==== Data provided ====
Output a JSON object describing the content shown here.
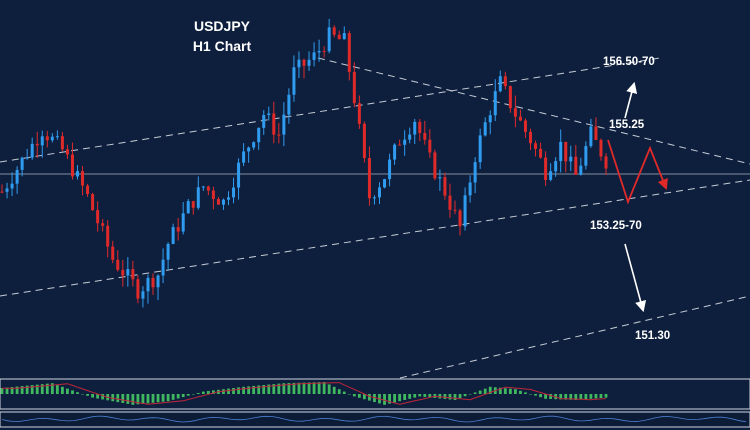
{
  "title_line1": "USDJPY",
  "title_line2": "H1 Chart",
  "colors": {
    "background": "#0e1f3d",
    "bull": "#2f9cf0",
    "bear": "#e02a2a",
    "trendline": "#c6ccd6",
    "arrow_white": "#ffffff",
    "arrow_red": "#e02a2a",
    "osc_green": "#3fb860",
    "osc_line": "#c0263a"
  },
  "chart_data": {
    "type": "candlestick",
    "title": "USDJPY H1 Chart",
    "ylim": [
      150.0,
      157.3
    ],
    "horizontal_line": 154.25,
    "levels": [
      {
        "label": "156.50-70",
        "direction": "up"
      },
      {
        "label": "155.25",
        "direction": "resistance"
      },
      {
        "label": "153.25-70",
        "direction": "support"
      },
      {
        "label": "151.30",
        "direction": "down"
      }
    ],
    "close_path": [
      [
        0,
        153.6
      ],
      [
        4,
        154.2
      ],
      [
        8,
        154.8
      ],
      [
        12,
        154.4
      ],
      [
        17,
        153.5
      ],
      [
        22,
        152.3
      ],
      [
        27,
        151.7
      ],
      [
        31,
        152.0
      ],
      [
        33,
        152.6
      ],
      [
        37,
        153.3
      ],
      [
        40,
        153.7
      ],
      [
        44,
        153.4
      ],
      [
        48,
        154.3
      ],
      [
        52,
        155.1
      ],
      [
        55,
        154.7
      ],
      [
        58,
        155.9
      ],
      [
        62,
        156.2
      ],
      [
        65,
        156.6
      ],
      [
        68,
        156.5
      ],
      [
        70,
        155.4
      ],
      [
        73,
        153.5
      ],
      [
        76,
        153.9
      ],
      [
        79,
        154.6
      ],
      [
        82,
        155.0
      ],
      [
        85,
        154.2
      ],
      [
        88,
        153.6
      ],
      [
        91,
        152.9
      ],
      [
        94,
        154.3
      ],
      [
        97,
        155.2
      ],
      [
        99,
        155.7
      ],
      [
        102,
        155.1
      ],
      [
        105,
        154.6
      ],
      [
        108,
        154.0
      ],
      [
        111,
        154.5
      ],
      [
        114,
        153.9
      ],
      [
        117,
        154.7
      ],
      [
        120,
        154.2
      ]
    ],
    "oscillator": [
      [
        0,
        0.5
      ],
      [
        10,
        0.9
      ],
      [
        18,
        -0.3
      ],
      [
        26,
        -0.9
      ],
      [
        33,
        -0.6
      ],
      [
        40,
        0.2
      ],
      [
        48,
        0.6
      ],
      [
        56,
        0.9
      ],
      [
        64,
        1.0
      ],
      [
        70,
        -0.2
      ],
      [
        76,
        -0.9
      ],
      [
        83,
        -0.2
      ],
      [
        90,
        -0.5
      ],
      [
        97,
        0.6
      ],
      [
        102,
        0.4
      ],
      [
        108,
        -0.4
      ],
      [
        114,
        -0.5
      ],
      [
        120,
        -0.3
      ]
    ]
  }
}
====
• _Task to carry out_:
Report each line in the data that holds the word "direction".

• _Written solution_:
        "direction": "up"
        "direction": "resistance"
        "direction": "support"
        "direction": "down"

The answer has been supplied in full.